AIM:
Extract all lines that hold the string "理解小数的意义".

Extracted data entries
** start **

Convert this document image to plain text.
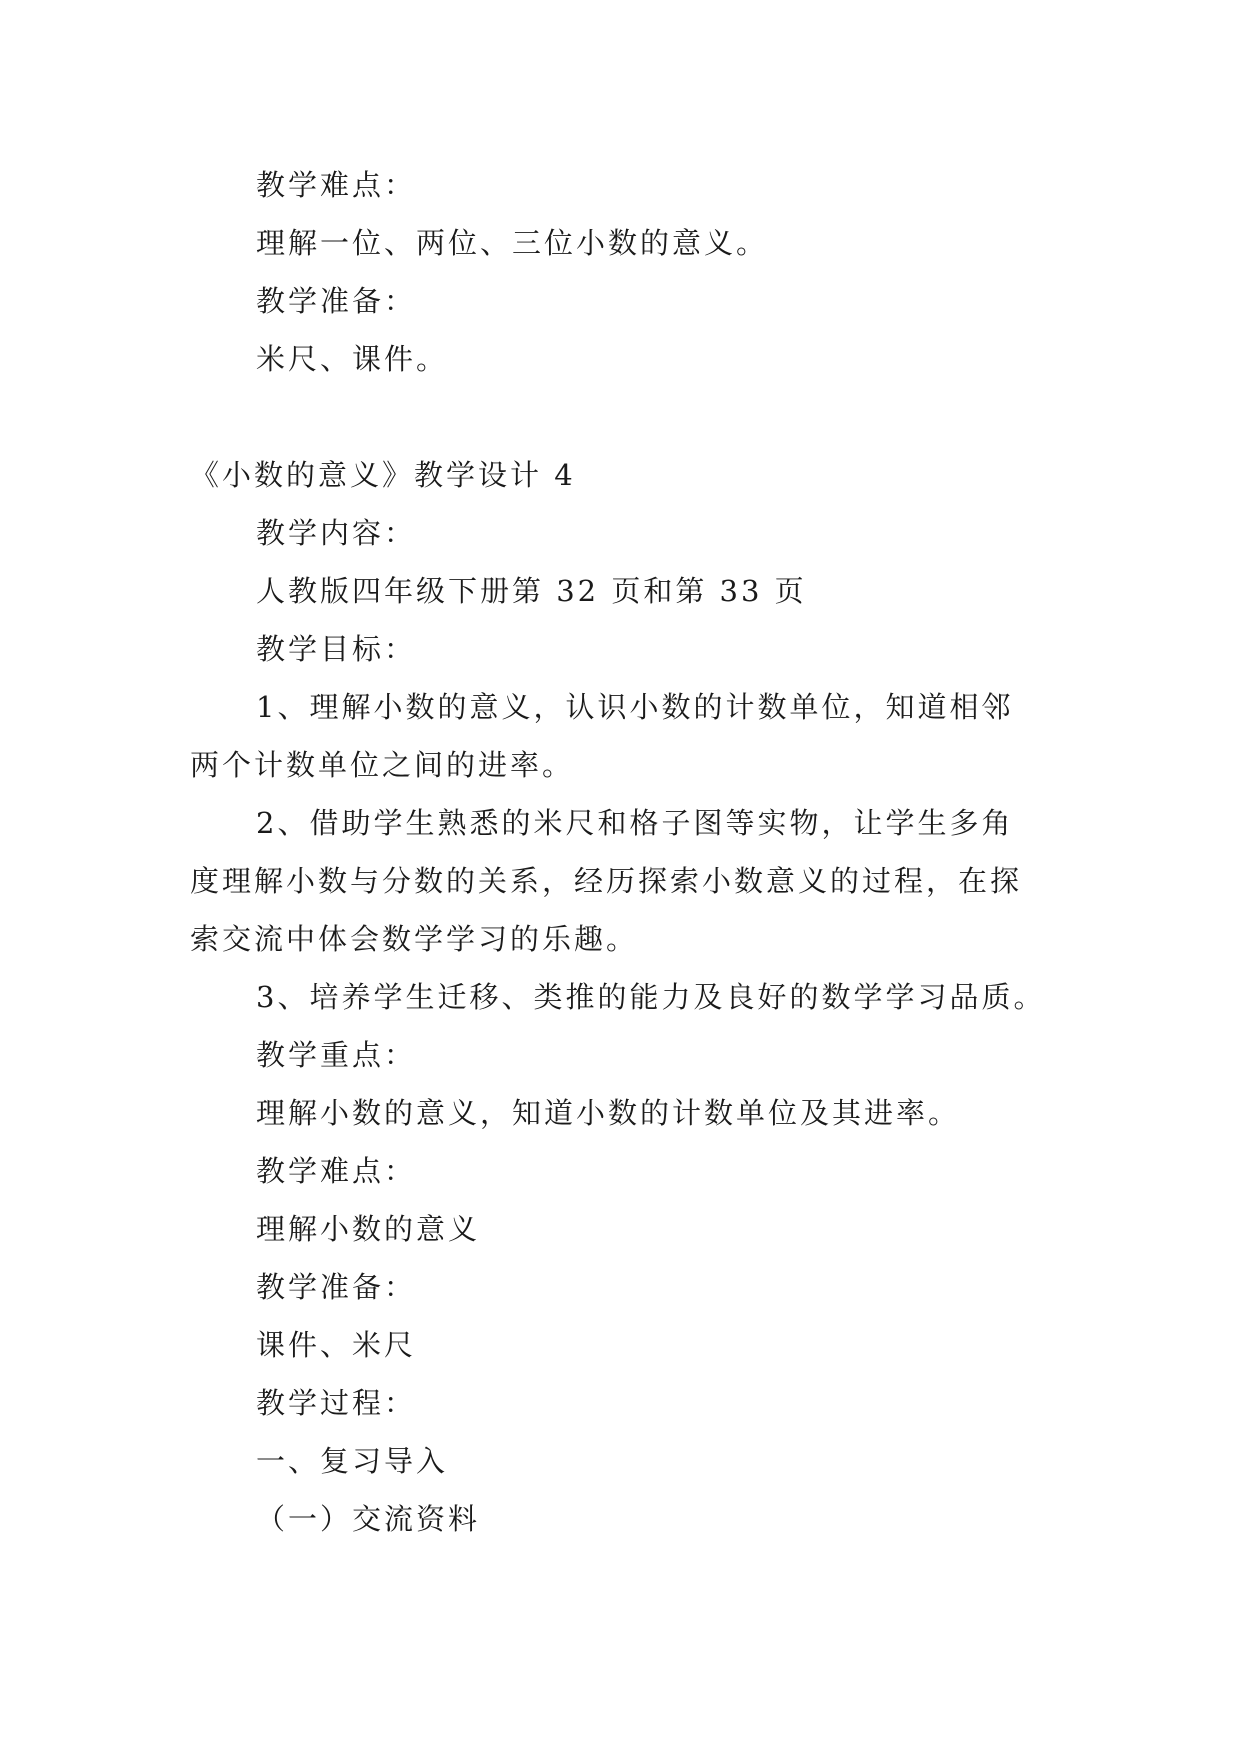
教学难点：
理解一位、两位、三位小数的意义。
教学准备：
米尺、课件。
《小数的意义》教学设计 4
教学内容：
人教版四年级下册第 32 页和第 33 页
教学目标：
1、理解小数的意义，认识小数的计数单位，知道相邻
两个计数单位之间的进率。
2、借助学生熟悉的米尺和格子图等实物，让学生多角
度理解小数与分数的关系，经历探索小数意义的过程，在探
索交流中体会数学学习的乐趣。
3、培养学生迁移、类推的能力及良好的数学学习品质。
教学重点：
理解小数的意义，知道小数的计数单位及其进率。
教学难点：
理解小数的意义
教学准备：
课件、米尺
教学过程：
一、复习导入
（一）交流资料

** end **

RESULT FOR THIS TASK:
1、理解小数的意义，认识小数的计数单位，知道相邻
理解小数的意义，知道小数的计数单位及其进率。
理解小数的意义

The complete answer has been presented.